**Task to carry out**: Restate, word for word, every line of the data.
** Begin Available records **
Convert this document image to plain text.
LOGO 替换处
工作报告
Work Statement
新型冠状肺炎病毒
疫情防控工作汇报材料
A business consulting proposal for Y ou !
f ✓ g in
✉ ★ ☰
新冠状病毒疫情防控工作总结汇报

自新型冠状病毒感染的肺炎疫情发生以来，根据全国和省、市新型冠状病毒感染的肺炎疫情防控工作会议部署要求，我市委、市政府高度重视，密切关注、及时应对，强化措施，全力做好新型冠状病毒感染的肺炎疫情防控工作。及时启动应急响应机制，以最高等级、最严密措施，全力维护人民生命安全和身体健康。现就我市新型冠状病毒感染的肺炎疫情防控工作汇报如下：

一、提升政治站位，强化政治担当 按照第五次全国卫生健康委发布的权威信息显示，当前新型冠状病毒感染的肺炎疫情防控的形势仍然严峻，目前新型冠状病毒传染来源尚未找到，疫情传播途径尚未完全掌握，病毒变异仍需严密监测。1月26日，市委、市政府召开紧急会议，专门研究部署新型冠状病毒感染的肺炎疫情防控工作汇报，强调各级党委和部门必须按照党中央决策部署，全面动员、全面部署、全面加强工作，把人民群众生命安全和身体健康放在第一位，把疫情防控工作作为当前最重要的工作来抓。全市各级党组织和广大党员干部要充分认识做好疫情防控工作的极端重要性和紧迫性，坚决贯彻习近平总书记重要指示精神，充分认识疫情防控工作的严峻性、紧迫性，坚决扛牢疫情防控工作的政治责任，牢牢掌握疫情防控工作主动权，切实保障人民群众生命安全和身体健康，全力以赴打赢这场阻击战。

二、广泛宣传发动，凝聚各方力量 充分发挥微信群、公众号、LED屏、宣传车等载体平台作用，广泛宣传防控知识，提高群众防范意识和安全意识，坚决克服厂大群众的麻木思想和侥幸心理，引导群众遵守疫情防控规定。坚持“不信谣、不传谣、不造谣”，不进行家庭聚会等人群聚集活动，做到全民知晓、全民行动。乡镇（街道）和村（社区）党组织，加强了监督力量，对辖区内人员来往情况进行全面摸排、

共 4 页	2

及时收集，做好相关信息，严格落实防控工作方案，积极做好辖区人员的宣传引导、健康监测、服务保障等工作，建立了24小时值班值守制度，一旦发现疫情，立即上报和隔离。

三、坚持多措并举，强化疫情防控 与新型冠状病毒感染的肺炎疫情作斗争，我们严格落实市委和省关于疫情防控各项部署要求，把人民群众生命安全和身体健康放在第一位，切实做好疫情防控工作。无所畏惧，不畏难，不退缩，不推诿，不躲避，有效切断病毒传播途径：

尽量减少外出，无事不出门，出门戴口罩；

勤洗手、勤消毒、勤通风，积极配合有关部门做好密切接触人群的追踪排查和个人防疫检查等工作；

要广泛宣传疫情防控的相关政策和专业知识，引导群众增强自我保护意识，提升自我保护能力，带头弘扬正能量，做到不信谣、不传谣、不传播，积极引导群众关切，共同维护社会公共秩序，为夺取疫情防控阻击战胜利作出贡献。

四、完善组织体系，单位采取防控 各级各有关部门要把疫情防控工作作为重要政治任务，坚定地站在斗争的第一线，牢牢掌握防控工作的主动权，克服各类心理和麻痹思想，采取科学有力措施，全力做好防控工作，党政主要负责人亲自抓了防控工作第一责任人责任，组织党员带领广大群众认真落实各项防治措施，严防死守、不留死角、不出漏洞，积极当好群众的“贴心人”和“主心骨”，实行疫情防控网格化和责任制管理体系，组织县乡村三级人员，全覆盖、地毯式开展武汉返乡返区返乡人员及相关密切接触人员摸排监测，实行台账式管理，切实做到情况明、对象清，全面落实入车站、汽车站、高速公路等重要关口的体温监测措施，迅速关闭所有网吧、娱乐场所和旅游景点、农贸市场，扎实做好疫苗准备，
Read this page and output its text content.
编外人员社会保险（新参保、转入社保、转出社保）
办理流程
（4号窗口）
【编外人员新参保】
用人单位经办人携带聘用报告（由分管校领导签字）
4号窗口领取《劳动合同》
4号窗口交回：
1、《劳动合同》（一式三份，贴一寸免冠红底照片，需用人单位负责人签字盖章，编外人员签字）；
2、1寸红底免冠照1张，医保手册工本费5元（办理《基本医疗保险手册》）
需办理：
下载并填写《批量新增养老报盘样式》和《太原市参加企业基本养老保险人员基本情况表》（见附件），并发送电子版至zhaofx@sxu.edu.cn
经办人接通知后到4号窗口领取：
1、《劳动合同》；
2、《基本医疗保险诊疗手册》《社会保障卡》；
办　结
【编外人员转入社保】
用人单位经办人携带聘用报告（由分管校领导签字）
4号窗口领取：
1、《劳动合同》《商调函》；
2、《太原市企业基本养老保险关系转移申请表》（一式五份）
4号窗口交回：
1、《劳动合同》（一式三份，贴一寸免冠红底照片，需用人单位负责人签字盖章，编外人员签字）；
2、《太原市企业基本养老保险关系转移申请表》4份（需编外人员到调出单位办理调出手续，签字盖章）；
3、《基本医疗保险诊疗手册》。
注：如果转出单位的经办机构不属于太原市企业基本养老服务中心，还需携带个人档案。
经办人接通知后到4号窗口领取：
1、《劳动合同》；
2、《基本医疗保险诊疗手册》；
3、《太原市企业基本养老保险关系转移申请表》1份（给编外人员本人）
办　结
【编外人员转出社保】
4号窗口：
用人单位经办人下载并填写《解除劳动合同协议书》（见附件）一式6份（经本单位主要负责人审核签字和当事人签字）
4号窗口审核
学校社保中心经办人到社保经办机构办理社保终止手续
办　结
** End Available records **
**Worked answer**:
Convert this document image to plain text.
LOGO 替换处
工作报告
Work Statement
新型冠状肺炎病毒
疫情防控工作汇报材料
A business consulting proposal for Y ou !
f ✓ g in
✉ ★ ☰
新冠状病毒疫情防控工作总结汇报

自新型冠状病毒感染的肺炎疫情发生以来，根据全国和省、市新型冠状病毒感染的肺炎疫情防控工作会议部署要求，我市委、市政府高度重视，密切关注、及时应对，强化措施，全力做好新型冠状病毒感染的肺炎疫情防控工作。及时启动应急响应机制，以最高等级、最严密措施，全力维护人民生命安全和身体健康。现就我市新型冠状病毒感染的肺炎疫情防控工作汇报如下：

一、提升政治站位，强化政治担当 按照第五次全国卫生健康委发布的权威信息显示，当前新型冠状病毒感染的肺炎疫情防控的形势仍然严峻，目前新型冠状病毒传染来源尚未找到，疫情传播途径尚未完全掌握，病毒变异仍需严密监测。1月26日，市委、市政府召开紧急会议，专门研究部署新型冠状病毒感染的肺炎疫情防控工作汇报，强调各级党委和部门必须按照党中央决策部署，全面动员、全面部署、全面加强工作，把人民群众生命安全和身体健康放在第一位，把疫情防控工作作为当前最重要的工作来抓。全市各级党组织和广大党员干部要充分认识做好疫情防控工作的极端重要性和紧迫性，坚决贯彻习近平总书记重要指示精神，充分认识疫情防控工作的严峻性、紧迫性，坚决扛牢疫情防控工作的政治责任，牢牢掌握疫情防控工作主动权，切实保障人民群众生命安全和身体健康，全力以赴打赢这场阻击战。

二、广泛宣传发动，凝聚各方力量 充分发挥微信群、公众号、LED屏、宣传车等载体平台作用，广泛宣传防控知识，提高群众防范意识和安全意识，坚决克服厂大群众的麻木思想和侥幸心理，引导群众遵守疫情防控规定。坚持“不信谣、不传谣、不造谣”，不进行家庭聚会等人群聚集活动，做到全民知晓、全民行动。乡镇（街道）和村（社区）党组织，加强了监督力量，对辖区内人员来往情况进行全面摸排、

共 4 页	2

及时收集，做好相关信息，严格落实防控工作方案，积极做好辖区人员的宣传引导、健康监测、服务保障等工作，建立了24小时值班值守制度，一旦发现疫情，立即上报和隔离。

三、坚持多措并举，强化疫情防控 与新型冠状病毒感染的肺炎疫情作斗争，我们严格落实市委和省关于疫情防控各项部署要求，把人民群众生命安全和身体健康放在第一位，切实做好疫情防控工作。无所畏惧，不畏难，不退缩，不推诿，不躲避，有效切断病毒传播途径：

尽量减少外出，无事不出门，出门戴口罩；

勤洗手、勤消毒、勤通风，积极配合有关部门做好密切接触人群的追踪排查和个人防疫检查等工作；

要广泛宣传疫情防控的相关政策和专业知识，引导群众增强自我保护意识，提升自我保护能力，带头弘扬正能量，做到不信谣、不传谣、不传播，积极引导群众关切，共同维护社会公共秩序，为夺取疫情防控阻击战胜利作出贡献。

四、完善组织体系，单位采取防控 各级各有关部门要把疫情防控工作作为重要政治任务，坚定地站在斗争的第一线，牢牢掌握防控工作的主动权，克服各类心理和麻痹思想，采取科学有力措施，全力做好防控工作，党政主要负责人亲自抓了防控工作第一责任人责任，组织党员带领广大群众认真落实各项防治措施，严防死守、不留死角、不出漏洞，积极当好群众的“贴心人”和“主心骨”，实行疫情防控网格化和责任制管理体系，组织县乡村三级人员，全覆盖、地毯式开展武汉返乡返区返乡人员及相关密切接触人员摸排监测，实行台账式管理，切实做到情况明、对象清，全面落实入车站、汽车站、高速公路等重要关口的体温监测措施，迅速关闭所有网吧、娱乐场所和旅游景点、农贸市场，扎实做好疫苗准备，
Read this page and output its text content.
编外人员社会保险（新参保、转入社保、转出社保）
办理流程
（4号窗口）
【编外人员新参保】
用人单位经办人携带聘用报告（由分管校领导签字）
4号窗口领取《劳动合同》
4号窗口交回：
1、《劳动合同》（一式三份，贴一寸免冠红底照片，需用人单位负责人签字盖章，编外人员签字）；
2、1寸红底免冠照1张，医保手册工本费5元（办理《基本医疗保险手册》）
需办理：
下载并填写《批量新增养老报盘样式》和《太原市参加企业基本养老保险人员基本情况表》（见附件），并发送电子版至zhaofx@sxu.edu.cn
经办人接通知后到4号窗口领取：
1、《劳动合同》；
2、《基本医疗保险诊疗手册》《社会保障卡》；
办　结
【编外人员转入社保】
用人单位经办人携带聘用报告（由分管校领导签字）
4号窗口领取：
1、《劳动合同》《商调函》；
2、《太原市企业基本养老保险关系转移申请表》（一式五份）
4号窗口交回：
1、《劳动合同》（一式三份，贴一寸免冠红底照片，需用人单位负责人签字盖章，编外人员签字）；
2、《太原市企业基本养老保险关系转移申请表》4份（需编外人员到调出单位办理调出手续，签字盖章）；
3、《基本医疗保险诊疗手册》。
注：如果转出单位的经办机构不属于太原市企业基本养老服务中心，还需携带个人档案。
经办人接通知后到4号窗口领取：
1、《劳动合同》；
2、《基本医疗保险诊疗手册》；
3、《太原市企业基本养老保险关系转移申请表》1份（给编外人员本人）
办　结
【编外人员转出社保】
4号窗口：
用人单位经办人下载并填写《解除劳动合同协议书》（见附件）一式6份（经本单位主要负责人审核签字和当事人签字）
4号窗口审核
学校社保中心经办人到社保经办机构办理社保终止手续
办　结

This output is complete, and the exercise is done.